======== DATA TO USE
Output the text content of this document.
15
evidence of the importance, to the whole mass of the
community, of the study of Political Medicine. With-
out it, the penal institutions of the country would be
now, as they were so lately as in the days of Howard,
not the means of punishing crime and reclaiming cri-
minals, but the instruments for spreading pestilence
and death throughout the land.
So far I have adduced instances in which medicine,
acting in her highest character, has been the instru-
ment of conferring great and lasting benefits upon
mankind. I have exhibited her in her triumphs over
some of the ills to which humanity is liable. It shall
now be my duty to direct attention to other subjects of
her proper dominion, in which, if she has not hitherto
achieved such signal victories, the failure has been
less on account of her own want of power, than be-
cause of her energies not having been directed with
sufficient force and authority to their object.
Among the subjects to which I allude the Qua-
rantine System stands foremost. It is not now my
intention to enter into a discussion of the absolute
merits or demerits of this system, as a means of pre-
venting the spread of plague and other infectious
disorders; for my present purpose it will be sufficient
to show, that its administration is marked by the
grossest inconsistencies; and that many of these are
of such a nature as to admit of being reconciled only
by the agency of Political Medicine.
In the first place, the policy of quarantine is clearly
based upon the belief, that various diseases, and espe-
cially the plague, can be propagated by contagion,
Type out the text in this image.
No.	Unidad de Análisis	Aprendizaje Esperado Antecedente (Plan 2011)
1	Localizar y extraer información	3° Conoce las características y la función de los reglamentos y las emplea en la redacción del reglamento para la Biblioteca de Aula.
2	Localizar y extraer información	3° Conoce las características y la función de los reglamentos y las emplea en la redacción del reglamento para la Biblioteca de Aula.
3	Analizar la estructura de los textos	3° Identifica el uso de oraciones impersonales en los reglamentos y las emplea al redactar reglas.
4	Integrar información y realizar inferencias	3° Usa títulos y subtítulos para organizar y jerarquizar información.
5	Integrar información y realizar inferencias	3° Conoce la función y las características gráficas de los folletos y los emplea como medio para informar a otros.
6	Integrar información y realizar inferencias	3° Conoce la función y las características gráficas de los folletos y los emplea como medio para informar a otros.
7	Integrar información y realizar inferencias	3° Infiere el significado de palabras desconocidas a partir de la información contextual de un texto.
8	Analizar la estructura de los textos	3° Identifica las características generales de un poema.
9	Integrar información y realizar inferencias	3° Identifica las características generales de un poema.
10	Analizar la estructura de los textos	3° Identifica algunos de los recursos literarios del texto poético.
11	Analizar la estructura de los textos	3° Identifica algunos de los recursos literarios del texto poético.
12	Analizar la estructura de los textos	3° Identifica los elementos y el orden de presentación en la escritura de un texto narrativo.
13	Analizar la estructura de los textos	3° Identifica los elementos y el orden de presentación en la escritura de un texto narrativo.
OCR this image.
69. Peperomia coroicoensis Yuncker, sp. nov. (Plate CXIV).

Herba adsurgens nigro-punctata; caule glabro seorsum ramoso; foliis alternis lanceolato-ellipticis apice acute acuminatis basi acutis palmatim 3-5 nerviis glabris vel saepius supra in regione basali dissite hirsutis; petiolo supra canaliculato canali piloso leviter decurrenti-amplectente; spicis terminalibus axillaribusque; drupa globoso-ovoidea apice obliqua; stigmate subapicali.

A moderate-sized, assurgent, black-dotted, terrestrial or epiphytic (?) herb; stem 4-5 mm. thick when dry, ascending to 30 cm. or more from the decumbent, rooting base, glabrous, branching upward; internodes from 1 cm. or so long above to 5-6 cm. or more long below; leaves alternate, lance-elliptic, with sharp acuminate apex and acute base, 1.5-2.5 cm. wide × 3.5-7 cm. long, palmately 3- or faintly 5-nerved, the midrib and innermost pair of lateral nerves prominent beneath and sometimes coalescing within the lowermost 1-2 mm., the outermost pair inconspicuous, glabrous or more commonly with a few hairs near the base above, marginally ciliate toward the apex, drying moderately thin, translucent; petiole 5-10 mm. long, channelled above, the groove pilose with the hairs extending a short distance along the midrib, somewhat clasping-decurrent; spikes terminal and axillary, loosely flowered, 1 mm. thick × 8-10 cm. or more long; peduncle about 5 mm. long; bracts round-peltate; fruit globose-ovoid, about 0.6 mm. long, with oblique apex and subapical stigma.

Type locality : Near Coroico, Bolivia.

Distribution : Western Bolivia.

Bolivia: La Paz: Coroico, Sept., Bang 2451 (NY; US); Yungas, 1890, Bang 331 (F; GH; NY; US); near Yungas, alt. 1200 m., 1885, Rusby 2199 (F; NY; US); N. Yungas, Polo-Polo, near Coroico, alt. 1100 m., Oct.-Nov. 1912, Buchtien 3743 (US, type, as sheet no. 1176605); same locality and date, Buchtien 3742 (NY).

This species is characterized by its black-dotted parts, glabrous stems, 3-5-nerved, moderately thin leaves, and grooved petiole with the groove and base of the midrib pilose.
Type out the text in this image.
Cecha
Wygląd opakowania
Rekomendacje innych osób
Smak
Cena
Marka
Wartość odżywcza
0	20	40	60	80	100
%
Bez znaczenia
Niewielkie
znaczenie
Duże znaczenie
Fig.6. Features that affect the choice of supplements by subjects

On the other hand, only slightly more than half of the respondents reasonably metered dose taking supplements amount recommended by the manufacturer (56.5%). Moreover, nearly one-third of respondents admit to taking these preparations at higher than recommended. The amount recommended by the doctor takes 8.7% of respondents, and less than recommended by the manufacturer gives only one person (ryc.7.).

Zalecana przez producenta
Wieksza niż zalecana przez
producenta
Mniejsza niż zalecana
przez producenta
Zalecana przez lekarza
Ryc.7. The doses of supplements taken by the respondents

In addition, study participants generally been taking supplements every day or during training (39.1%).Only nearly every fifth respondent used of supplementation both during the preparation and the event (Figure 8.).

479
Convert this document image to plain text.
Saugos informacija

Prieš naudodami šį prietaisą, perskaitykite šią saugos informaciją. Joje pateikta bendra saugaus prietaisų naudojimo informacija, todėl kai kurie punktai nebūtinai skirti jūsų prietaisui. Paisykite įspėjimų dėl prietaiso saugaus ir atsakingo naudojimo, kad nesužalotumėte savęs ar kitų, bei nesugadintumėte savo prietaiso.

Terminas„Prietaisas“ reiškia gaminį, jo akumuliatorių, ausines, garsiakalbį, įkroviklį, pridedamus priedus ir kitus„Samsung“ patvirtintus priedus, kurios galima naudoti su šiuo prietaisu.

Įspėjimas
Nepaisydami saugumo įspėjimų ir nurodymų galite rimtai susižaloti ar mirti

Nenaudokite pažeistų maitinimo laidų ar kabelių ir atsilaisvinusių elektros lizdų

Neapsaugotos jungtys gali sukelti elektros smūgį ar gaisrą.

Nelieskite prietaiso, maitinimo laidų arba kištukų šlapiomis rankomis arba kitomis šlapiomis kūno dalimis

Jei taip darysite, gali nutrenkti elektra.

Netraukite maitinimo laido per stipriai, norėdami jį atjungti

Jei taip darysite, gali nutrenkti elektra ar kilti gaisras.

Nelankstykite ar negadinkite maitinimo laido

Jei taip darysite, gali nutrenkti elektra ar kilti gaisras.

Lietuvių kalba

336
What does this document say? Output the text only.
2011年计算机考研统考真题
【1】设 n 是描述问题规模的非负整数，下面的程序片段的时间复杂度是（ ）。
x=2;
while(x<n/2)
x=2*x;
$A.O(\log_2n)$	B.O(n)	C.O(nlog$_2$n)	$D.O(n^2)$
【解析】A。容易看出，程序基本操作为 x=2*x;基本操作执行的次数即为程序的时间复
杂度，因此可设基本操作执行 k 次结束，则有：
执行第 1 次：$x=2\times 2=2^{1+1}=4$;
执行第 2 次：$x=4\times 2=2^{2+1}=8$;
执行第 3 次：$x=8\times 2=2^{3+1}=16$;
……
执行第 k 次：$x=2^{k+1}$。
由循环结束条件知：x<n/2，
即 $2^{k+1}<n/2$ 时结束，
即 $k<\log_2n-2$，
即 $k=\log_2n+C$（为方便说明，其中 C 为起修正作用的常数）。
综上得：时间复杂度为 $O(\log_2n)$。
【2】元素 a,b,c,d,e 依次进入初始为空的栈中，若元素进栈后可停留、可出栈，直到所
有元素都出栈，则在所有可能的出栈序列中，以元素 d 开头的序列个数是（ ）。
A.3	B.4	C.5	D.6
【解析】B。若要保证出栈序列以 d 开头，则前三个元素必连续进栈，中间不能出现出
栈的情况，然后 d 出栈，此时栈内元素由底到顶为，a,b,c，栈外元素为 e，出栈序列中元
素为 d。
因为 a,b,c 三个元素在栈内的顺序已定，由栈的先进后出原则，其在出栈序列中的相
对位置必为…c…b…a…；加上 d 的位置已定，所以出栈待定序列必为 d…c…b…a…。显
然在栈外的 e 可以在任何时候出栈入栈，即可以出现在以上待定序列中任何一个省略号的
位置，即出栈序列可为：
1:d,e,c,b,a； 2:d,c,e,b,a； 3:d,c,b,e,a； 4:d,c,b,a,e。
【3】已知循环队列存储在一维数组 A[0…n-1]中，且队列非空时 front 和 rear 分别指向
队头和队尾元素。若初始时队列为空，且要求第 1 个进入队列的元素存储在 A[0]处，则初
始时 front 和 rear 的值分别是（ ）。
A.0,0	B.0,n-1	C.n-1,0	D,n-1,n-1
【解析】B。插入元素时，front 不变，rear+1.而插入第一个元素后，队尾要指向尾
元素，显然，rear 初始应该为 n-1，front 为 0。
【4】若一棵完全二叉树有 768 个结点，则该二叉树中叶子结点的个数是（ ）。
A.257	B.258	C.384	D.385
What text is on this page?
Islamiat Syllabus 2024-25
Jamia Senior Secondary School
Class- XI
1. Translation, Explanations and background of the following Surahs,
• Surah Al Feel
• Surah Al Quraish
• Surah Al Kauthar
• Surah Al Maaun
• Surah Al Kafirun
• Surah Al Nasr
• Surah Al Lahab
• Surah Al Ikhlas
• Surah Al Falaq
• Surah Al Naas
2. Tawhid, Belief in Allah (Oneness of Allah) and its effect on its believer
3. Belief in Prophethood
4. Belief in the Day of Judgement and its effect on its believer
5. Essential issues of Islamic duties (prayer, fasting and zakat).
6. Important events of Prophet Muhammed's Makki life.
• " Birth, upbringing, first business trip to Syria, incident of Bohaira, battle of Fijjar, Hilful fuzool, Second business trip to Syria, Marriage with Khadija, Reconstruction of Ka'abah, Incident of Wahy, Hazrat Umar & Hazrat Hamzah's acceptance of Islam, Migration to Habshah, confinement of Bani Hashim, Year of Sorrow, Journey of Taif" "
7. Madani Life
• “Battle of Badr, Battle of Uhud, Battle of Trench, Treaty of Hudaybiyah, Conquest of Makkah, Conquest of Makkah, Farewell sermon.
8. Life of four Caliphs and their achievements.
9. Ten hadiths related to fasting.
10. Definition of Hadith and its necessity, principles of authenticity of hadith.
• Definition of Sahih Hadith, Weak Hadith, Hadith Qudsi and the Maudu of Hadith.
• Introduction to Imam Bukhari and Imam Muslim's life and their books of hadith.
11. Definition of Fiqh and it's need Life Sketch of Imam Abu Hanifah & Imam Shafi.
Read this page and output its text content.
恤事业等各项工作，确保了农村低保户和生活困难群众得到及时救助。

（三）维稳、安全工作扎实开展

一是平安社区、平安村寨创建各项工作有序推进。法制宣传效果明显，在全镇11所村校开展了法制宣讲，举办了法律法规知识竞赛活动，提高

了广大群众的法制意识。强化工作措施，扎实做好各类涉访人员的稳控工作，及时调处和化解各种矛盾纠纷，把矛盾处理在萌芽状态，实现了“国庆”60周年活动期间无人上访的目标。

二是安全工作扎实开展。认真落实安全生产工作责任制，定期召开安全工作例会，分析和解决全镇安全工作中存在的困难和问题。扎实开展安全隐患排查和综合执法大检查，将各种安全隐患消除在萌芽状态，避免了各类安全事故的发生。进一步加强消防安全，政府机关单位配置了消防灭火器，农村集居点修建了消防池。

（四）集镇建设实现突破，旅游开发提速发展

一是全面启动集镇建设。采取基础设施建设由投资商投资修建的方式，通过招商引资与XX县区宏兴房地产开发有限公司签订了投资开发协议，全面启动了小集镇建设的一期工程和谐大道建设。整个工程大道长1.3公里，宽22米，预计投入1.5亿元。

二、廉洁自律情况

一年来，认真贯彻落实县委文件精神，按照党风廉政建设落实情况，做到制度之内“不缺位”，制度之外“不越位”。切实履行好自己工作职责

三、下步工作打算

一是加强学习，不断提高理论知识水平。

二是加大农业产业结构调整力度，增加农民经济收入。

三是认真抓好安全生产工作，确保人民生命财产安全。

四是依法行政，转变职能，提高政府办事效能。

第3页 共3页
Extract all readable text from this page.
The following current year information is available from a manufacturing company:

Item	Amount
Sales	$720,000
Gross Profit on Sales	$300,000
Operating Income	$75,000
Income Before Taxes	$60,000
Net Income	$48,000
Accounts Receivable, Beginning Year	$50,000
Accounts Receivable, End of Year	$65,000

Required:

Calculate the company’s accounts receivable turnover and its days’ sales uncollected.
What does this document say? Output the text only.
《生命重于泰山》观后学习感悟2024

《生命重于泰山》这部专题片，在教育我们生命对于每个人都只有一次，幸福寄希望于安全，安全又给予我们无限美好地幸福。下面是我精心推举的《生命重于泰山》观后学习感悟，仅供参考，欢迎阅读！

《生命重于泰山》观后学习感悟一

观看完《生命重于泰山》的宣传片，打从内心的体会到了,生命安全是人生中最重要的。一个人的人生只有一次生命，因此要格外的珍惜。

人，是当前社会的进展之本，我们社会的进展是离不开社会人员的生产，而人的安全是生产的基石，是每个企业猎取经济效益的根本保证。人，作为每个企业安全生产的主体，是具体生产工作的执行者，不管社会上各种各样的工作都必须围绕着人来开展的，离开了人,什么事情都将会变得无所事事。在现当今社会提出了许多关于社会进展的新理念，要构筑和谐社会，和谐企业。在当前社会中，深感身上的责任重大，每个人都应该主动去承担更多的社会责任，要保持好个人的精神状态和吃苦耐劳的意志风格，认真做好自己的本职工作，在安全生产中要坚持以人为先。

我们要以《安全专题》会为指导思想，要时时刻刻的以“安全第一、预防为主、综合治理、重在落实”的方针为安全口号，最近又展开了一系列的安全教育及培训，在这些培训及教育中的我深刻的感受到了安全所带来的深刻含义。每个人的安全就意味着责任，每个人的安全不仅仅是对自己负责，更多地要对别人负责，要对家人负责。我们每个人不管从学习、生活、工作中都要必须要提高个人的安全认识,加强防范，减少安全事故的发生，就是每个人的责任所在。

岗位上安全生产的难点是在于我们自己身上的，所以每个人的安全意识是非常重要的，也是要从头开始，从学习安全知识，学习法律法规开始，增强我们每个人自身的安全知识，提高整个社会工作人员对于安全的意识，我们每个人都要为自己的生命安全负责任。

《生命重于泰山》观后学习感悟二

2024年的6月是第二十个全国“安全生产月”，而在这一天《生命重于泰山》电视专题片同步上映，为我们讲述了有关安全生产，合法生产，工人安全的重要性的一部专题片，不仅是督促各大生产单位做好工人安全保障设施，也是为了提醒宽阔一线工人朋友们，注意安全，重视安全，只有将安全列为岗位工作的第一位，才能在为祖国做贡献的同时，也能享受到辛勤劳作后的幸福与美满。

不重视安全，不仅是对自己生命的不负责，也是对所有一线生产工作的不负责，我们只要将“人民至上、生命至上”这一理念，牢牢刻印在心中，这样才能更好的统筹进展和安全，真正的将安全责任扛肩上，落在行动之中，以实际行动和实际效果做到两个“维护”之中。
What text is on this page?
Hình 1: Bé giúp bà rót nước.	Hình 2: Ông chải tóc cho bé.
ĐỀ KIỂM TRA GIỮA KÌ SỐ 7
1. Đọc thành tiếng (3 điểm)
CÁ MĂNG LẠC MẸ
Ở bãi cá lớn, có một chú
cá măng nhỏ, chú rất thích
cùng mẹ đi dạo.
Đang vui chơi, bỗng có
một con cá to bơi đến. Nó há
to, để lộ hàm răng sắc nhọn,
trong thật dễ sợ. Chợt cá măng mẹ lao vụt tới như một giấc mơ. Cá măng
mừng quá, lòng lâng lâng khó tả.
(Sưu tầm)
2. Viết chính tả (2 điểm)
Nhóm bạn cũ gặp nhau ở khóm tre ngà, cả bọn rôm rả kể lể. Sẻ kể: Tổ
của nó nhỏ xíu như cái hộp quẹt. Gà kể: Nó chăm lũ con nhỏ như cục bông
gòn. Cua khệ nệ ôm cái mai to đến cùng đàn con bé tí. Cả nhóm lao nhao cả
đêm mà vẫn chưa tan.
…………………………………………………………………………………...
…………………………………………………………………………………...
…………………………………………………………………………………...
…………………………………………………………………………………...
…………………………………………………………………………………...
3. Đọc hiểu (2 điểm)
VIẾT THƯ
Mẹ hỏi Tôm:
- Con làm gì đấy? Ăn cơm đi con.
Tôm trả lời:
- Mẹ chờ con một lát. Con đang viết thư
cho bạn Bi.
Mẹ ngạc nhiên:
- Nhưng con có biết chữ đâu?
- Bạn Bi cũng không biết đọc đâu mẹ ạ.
================
STATED TASK: Show all lines from the data above in which the word "algunos" appears.

ANSWER TO THE TASK:
10	Analizar la estructura de los textos	3° Identifica algunos de los recursos literarios del texto poético.
11	Analizar la estructura de los textos	3° Identifica algunos de los recursos literarios del texto poético.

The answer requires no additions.